## YOUR GOAL:
Which lines below include the string "with"? Please show each one.

## DATA FOR THE TASK:
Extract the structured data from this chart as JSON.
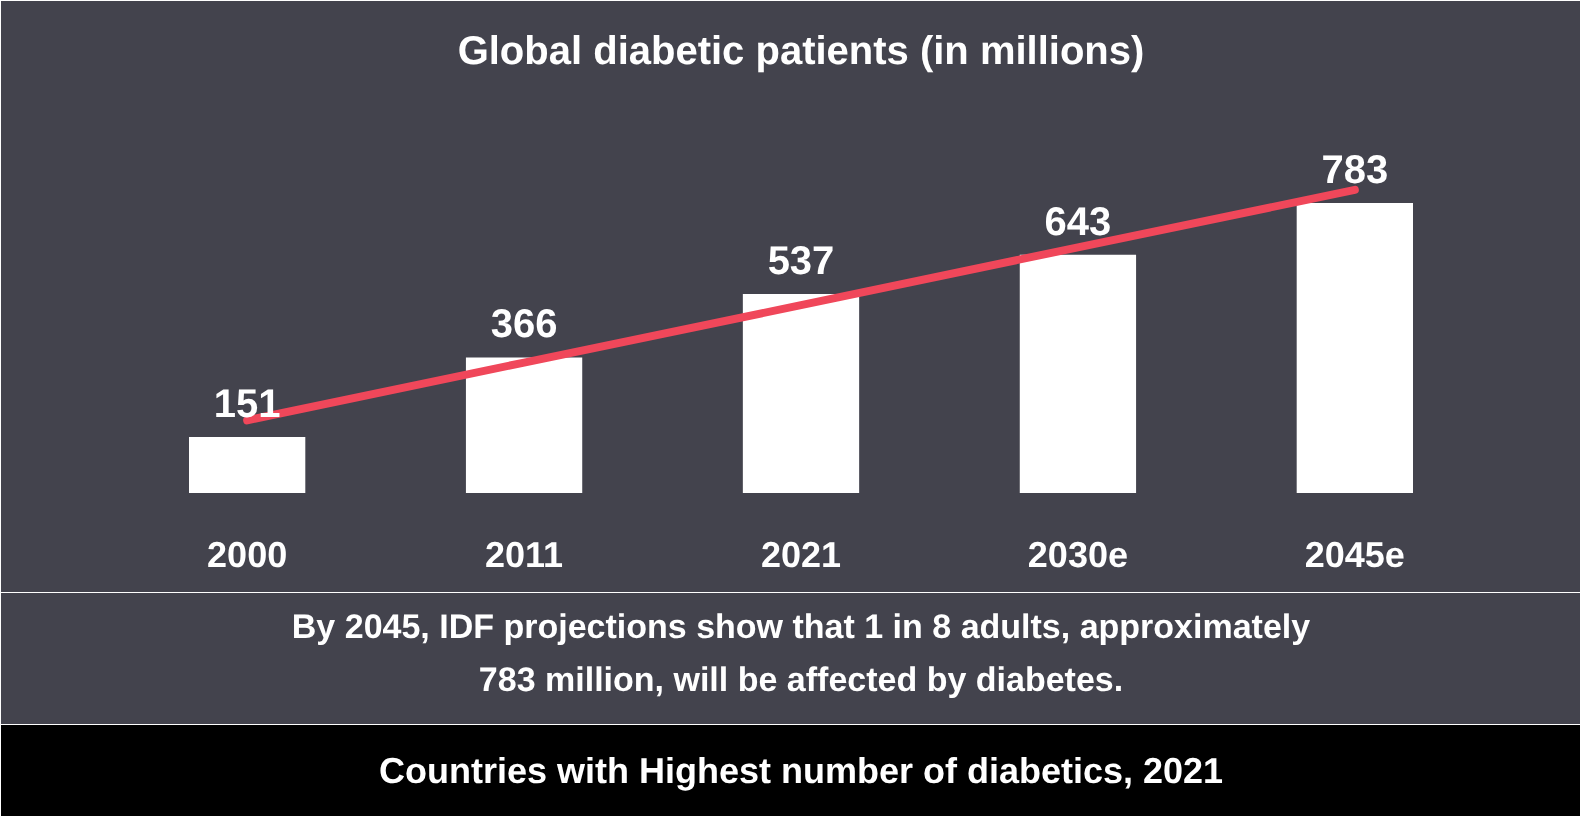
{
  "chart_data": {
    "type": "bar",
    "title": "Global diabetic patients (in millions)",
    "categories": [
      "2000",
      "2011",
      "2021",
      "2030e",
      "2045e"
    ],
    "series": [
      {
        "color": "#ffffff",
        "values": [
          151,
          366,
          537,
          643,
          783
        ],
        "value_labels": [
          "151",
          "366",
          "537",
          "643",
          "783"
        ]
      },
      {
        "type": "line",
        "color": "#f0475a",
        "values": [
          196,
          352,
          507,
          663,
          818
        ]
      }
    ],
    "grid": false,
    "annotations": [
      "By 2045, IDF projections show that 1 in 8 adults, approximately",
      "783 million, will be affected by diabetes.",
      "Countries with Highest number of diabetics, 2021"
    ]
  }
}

* * *

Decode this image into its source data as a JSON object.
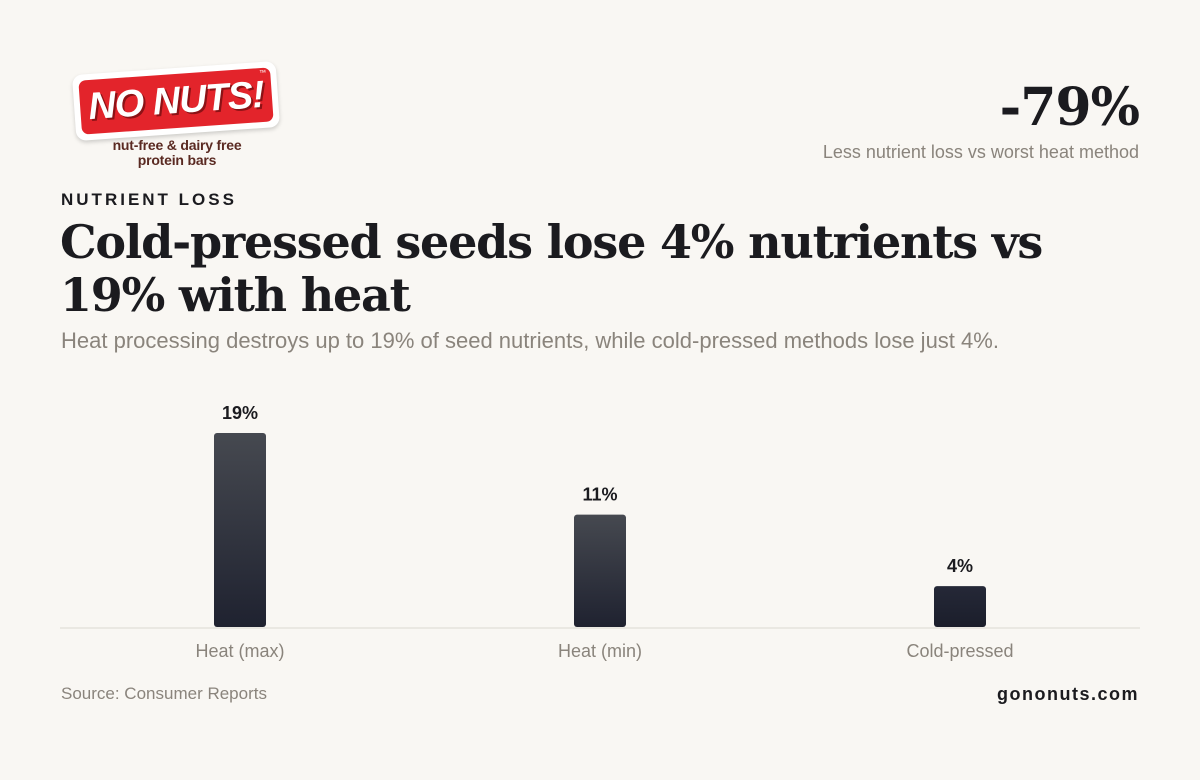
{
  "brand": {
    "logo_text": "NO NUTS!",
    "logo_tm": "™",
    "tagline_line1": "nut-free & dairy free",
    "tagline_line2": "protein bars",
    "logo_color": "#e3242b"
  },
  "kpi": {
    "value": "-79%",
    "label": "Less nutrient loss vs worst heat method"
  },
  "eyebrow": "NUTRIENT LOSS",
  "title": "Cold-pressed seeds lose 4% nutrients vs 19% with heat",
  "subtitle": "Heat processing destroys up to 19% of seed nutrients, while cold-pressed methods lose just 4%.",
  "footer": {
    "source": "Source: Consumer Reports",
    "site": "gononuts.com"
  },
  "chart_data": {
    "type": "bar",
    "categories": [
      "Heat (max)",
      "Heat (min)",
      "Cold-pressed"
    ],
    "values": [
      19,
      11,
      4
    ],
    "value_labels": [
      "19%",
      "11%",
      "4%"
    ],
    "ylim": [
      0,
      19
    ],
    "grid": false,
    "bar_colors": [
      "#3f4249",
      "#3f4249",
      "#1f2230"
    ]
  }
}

## SOLUTION TO THIS TASK:
      "Countries with Highest number of diabetics, 2021"
  "title": "Cold-pressed seeds lose 4% nutrients vs 19% with heat",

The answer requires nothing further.